-- Start Material shown --
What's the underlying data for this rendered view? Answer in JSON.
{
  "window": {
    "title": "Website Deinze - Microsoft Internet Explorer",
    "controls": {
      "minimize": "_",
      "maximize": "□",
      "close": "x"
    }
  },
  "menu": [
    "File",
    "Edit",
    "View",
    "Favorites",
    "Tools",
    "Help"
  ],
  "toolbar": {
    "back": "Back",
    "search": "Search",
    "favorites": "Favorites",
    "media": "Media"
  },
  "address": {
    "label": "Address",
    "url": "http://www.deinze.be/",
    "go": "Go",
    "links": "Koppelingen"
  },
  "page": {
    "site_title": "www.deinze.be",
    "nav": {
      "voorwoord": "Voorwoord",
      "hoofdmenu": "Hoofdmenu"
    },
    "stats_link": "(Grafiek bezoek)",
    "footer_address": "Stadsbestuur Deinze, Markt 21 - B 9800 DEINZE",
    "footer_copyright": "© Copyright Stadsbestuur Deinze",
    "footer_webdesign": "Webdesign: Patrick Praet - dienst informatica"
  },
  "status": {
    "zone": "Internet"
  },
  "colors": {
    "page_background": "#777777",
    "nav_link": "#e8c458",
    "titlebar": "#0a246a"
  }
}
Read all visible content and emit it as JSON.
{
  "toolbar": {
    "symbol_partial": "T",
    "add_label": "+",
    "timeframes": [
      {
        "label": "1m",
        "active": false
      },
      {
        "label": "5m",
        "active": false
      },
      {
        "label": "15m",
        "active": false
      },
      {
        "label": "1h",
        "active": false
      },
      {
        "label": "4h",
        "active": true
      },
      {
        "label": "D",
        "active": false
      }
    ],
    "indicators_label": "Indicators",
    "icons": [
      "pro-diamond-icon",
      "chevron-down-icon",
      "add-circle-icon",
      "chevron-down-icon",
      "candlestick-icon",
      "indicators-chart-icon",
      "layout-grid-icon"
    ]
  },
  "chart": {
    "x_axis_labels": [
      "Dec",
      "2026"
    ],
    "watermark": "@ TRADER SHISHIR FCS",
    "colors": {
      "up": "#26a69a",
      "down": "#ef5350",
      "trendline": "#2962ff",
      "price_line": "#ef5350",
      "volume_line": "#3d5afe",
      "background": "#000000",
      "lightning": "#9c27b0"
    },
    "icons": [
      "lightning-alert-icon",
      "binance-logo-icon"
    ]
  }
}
-- End Material shown --
◆ **Your objective**: Extract the full listing and reproduce each line exactly.

◆ **The output**:
What's the underlying data for this rendered view? Answer in JSON.
{
  "window": {
    "title": "Website Deinze - Microsoft Internet Explorer",
    "controls": {
      "minimize": "_",
      "maximize": "□",
      "close": "x"
    }
  },
  "menu": [
    "File",
    "Edit",
    "View",
    "Favorites",
    "Tools",
    "Help"
  ],
  "toolbar": {
    "back": "Back",
    "search": "Search",
    "favorites": "Favorites",
    "media": "Media"
  },
  "address": {
    "label": "Address",
    "url": "http://www.deinze.be/",
    "go": "Go",
    "links": "Koppelingen"
  },
  "page": {
    "site_title": "www.deinze.be",
    "nav": {
      "voorwoord": "Voorwoord",
      "hoofdmenu": "Hoofdmenu"
    },
    "stats_link": "(Grafiek bezoek)",
    "footer_address": "Stadsbestuur Deinze, Markt 21 - B 9800 DEINZE",
    "footer_copyright": "© Copyright Stadsbestuur Deinze",
    "footer_webdesign": "Webdesign: Patrick Praet - dienst informatica"
  },
  "status": {
    "zone": "Internet"
  },
  "colors": {
    "page_background": "#777777",
    "nav_link": "#e8c458",
    "titlebar": "#0a246a"
  }
}
Read all visible content and emit it as JSON.
{
  "toolbar": {
    "symbol_partial": "T",
    "add_label": "+",
    "timeframes": [
      {
        "label": "1m",
        "active": false
      },
      {
        "label": "5m",
        "active": false
      },
      {
        "label": "15m",
        "active": false
      },
      {
        "label": "1h",
        "active": false
      },
      {
        "label": "4h",
        "active": true
      },
      {
        "label": "D",
        "active": false
      }
    ],
    "indicators_label": "Indicators",
    "icons": [
      "pro-diamond-icon",
      "chevron-down-icon",
      "add-circle-icon",
      "chevron-down-icon",
      "candlestick-icon",
      "indicators-chart-icon",
      "layout-grid-icon"
    ]
  },
  "chart": {
    "x_axis_labels": [
      "Dec",
      "2026"
    ],
    "watermark": "@ TRADER SHISHIR FCS",
    "colors": {
      "up": "#26a69a",
      "down": "#ef5350",
      "trendline": "#2962ff",
      "price_line": "#ef5350",
      "volume_line": "#3d5afe",
      "background": "#000000",
      "lightning": "#9c27b0"
    },
    "icons": [
      "lightning-alert-icon",
      "binance-logo-icon"
    ]
  }
}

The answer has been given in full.